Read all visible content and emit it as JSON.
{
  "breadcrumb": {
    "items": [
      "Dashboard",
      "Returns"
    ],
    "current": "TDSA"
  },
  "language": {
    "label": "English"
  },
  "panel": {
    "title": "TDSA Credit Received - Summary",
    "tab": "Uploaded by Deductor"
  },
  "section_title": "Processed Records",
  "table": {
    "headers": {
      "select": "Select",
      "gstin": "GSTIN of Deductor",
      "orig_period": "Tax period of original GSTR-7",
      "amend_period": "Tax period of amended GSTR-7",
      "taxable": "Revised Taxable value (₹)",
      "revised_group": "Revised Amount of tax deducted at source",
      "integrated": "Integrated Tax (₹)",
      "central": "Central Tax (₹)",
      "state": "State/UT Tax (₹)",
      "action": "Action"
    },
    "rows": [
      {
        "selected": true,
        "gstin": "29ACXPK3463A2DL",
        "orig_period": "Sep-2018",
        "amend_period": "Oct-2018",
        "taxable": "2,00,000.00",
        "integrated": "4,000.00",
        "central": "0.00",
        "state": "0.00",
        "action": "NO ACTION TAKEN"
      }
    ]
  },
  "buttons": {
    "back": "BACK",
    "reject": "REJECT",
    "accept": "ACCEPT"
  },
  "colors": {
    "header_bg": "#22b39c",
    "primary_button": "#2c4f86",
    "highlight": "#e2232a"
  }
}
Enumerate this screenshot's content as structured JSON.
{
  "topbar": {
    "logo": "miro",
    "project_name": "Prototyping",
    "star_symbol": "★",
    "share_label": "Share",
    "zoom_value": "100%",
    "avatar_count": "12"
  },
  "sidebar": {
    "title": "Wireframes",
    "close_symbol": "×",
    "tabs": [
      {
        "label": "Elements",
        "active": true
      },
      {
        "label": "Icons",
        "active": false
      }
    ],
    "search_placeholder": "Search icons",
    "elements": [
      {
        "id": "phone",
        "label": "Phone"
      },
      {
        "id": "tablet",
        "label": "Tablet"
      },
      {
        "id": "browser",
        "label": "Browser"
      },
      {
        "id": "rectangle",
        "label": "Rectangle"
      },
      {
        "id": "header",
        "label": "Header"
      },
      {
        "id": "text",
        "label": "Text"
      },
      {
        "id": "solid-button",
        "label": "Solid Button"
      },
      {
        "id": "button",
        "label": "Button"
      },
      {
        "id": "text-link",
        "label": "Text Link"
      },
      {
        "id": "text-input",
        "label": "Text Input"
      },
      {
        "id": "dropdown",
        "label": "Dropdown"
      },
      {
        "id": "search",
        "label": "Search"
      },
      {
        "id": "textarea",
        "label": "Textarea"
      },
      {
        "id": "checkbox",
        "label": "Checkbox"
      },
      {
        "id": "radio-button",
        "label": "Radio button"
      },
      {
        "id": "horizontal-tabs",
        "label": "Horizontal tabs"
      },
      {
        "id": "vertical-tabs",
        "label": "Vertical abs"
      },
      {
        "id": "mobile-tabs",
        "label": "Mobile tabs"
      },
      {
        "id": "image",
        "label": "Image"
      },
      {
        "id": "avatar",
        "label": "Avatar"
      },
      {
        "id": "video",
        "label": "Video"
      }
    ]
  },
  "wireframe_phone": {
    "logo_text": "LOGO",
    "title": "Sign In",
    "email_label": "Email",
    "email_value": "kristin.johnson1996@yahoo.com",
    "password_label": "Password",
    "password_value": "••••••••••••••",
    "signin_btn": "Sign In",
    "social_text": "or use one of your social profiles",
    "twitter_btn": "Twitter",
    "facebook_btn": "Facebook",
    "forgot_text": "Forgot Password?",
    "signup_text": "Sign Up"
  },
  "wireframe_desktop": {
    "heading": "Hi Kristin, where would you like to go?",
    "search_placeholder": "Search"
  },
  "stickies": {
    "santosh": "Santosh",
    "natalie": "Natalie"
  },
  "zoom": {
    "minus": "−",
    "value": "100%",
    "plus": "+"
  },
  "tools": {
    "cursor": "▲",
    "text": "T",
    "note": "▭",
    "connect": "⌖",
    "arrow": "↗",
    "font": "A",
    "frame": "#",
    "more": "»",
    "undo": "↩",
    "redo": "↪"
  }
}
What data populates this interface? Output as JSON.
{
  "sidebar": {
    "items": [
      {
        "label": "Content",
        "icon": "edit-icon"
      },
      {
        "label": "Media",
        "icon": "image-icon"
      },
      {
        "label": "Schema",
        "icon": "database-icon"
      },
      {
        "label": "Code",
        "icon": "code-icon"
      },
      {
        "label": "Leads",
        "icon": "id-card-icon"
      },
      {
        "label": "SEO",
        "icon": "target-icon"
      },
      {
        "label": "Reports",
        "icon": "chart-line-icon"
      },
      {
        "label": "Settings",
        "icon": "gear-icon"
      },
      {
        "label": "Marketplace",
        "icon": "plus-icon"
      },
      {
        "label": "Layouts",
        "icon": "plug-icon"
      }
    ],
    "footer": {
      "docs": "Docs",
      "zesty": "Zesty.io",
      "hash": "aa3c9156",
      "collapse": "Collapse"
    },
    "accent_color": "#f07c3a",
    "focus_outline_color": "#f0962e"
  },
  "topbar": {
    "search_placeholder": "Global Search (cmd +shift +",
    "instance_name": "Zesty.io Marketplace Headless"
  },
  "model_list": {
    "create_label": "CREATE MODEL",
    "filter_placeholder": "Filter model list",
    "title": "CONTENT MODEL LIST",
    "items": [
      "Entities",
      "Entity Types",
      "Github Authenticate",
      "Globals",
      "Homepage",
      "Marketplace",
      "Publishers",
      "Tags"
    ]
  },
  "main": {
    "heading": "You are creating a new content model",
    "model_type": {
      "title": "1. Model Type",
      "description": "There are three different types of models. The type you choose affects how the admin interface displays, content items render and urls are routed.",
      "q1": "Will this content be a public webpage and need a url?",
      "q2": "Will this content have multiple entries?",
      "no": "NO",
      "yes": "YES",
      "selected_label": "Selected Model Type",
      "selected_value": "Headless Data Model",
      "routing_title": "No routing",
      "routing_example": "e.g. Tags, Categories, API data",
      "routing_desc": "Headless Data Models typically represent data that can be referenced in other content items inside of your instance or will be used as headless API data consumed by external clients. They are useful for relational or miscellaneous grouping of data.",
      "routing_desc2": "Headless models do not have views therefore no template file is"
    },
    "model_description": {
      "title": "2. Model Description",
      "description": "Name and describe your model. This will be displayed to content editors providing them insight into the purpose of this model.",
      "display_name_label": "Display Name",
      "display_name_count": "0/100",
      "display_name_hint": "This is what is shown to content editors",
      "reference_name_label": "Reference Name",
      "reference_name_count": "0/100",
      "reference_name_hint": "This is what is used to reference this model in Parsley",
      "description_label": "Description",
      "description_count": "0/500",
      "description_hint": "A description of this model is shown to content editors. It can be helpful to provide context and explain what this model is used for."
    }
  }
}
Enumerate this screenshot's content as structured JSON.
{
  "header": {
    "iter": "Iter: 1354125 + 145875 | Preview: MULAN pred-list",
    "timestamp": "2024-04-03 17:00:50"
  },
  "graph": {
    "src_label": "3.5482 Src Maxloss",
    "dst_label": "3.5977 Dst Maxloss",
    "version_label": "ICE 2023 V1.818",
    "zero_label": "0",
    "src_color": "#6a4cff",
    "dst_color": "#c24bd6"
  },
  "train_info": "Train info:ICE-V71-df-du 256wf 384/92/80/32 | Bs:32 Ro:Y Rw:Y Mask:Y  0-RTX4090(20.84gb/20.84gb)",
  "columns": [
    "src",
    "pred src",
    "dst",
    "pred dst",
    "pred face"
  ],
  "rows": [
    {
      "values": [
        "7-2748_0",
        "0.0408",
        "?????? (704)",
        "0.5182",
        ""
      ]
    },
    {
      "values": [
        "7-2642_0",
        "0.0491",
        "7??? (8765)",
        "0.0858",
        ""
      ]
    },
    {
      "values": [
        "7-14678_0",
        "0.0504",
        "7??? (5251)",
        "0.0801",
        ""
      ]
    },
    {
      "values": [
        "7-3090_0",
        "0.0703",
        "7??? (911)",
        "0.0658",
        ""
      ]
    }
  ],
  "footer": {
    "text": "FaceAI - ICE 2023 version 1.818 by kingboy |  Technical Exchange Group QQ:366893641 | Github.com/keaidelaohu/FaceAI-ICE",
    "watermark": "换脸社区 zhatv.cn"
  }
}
◆ ◆ ◆ ◆
*Direction*: Filter the entries above down to the lines containing the word "integrated".

*Solution*:
      "integrated": "Integrated Tax (₹)",
        "integrated": "4,000.00",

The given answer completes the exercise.